What you are asked to do:
Only the number is wanted: how many lines hold the word "содержащий"?

^^^^

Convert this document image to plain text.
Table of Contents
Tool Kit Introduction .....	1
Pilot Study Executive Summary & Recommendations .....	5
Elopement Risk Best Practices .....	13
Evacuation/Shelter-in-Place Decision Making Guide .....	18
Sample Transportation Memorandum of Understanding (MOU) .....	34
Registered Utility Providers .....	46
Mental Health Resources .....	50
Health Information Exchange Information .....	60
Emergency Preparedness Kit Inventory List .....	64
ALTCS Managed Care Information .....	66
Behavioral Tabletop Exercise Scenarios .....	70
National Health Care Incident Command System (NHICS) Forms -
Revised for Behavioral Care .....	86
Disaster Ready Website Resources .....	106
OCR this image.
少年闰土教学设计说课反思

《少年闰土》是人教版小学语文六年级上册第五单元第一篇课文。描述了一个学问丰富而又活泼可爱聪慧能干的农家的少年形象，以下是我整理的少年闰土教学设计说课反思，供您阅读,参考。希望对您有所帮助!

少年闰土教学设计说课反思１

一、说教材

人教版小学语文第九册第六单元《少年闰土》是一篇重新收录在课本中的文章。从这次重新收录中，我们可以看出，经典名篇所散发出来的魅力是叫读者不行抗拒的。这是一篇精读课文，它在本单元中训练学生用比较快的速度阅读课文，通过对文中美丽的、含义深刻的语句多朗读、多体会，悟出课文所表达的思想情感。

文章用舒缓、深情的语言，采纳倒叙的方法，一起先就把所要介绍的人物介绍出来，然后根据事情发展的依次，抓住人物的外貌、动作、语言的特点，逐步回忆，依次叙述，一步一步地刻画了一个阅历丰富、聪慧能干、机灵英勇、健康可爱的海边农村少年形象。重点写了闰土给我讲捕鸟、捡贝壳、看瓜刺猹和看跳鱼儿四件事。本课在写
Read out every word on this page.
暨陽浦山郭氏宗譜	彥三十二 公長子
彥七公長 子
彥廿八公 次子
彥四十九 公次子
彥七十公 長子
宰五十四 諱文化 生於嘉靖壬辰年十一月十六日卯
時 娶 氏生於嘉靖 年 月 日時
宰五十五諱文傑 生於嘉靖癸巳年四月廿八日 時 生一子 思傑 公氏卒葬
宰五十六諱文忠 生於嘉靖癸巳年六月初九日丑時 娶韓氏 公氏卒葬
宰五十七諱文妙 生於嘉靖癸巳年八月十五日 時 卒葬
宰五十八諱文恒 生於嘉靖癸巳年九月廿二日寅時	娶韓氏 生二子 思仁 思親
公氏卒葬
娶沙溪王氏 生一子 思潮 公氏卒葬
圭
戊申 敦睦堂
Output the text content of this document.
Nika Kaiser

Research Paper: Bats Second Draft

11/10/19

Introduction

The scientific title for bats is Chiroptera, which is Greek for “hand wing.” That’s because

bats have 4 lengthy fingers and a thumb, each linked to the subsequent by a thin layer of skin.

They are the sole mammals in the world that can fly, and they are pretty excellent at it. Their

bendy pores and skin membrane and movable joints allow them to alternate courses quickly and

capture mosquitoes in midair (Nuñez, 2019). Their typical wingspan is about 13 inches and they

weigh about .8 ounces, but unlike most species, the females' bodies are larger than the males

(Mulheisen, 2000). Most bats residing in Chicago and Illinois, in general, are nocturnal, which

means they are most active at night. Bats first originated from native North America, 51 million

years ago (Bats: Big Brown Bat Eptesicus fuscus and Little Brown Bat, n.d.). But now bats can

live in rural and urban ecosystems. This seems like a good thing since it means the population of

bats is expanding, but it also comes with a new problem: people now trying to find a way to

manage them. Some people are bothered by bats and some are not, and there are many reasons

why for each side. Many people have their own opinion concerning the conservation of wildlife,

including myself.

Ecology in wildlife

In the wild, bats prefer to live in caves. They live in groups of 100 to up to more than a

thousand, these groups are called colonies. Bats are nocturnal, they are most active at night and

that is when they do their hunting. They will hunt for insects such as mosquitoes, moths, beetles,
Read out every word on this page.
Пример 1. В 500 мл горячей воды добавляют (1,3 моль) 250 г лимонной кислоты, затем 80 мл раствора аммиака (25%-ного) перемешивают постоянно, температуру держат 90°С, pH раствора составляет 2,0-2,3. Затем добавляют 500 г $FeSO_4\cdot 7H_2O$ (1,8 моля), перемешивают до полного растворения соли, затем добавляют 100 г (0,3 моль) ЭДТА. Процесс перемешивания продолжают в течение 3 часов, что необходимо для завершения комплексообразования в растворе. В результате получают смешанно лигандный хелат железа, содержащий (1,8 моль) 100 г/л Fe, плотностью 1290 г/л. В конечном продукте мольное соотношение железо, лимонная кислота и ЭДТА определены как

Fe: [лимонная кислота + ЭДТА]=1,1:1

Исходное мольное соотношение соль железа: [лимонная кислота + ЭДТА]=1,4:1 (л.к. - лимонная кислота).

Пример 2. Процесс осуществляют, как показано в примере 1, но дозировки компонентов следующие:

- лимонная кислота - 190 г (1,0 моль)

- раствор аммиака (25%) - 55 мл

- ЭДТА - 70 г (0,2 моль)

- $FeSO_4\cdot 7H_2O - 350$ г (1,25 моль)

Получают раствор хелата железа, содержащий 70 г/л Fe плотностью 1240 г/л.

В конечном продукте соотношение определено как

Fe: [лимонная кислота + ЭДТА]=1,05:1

^^^^

Complete answer:
2